- _Exercise details_
Determine how many lines in these records hold "орқали". Only the number is wanted.

- _Material for this exercise_
◇ ◇ ◇ ◇ ◇ ◇ ◇
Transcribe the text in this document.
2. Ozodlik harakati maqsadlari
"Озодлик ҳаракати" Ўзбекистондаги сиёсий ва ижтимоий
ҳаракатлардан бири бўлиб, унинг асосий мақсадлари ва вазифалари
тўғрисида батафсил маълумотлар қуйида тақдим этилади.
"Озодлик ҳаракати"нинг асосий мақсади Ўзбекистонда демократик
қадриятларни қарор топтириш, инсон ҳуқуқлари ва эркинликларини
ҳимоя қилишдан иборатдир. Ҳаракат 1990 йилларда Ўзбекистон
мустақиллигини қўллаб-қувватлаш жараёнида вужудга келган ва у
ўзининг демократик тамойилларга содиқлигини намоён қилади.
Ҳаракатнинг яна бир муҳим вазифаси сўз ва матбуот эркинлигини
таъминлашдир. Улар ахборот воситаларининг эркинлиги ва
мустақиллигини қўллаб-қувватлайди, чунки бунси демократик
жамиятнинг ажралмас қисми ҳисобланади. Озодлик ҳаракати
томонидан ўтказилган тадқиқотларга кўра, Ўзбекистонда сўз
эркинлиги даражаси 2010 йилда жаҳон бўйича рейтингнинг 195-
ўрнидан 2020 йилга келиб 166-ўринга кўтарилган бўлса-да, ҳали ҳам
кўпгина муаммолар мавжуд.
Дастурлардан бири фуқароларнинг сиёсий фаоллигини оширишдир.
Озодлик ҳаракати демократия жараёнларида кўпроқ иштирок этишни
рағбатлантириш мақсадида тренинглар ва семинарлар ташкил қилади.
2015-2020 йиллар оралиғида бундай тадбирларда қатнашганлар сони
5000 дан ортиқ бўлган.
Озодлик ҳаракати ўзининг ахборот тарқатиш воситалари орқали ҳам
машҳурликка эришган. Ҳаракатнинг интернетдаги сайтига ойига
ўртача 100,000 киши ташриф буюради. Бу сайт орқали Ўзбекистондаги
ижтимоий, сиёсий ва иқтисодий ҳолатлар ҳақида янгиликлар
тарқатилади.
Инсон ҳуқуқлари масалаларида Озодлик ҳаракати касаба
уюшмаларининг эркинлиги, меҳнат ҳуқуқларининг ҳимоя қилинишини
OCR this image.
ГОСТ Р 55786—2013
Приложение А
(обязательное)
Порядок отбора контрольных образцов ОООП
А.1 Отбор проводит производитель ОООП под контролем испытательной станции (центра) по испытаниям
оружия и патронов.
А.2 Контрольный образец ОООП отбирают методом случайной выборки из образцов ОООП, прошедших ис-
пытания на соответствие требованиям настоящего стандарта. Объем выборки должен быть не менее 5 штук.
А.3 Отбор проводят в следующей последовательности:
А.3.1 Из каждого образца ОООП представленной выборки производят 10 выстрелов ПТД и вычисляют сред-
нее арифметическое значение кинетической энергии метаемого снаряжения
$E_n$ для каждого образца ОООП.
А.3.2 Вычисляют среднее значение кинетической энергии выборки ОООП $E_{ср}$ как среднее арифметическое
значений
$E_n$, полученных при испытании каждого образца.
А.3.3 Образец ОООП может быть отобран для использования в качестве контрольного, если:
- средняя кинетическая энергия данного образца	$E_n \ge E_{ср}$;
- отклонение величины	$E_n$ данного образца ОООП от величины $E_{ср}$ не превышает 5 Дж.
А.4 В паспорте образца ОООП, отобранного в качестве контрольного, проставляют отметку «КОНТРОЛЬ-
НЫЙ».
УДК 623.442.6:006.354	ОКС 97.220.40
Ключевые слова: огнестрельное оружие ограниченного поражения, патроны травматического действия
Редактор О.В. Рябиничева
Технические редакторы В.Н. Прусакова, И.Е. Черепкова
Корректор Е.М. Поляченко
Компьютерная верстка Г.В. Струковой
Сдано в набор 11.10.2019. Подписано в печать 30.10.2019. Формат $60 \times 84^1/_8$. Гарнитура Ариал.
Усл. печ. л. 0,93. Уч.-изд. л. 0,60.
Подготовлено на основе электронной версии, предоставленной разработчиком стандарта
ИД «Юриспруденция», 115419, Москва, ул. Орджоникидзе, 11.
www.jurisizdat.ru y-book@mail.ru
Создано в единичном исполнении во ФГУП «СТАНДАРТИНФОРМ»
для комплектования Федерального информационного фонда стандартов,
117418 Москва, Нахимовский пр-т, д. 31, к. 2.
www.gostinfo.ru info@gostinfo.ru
◇ ◇ ◇ ◇ ◇ ◇ ◇
- _Exercise answer_
2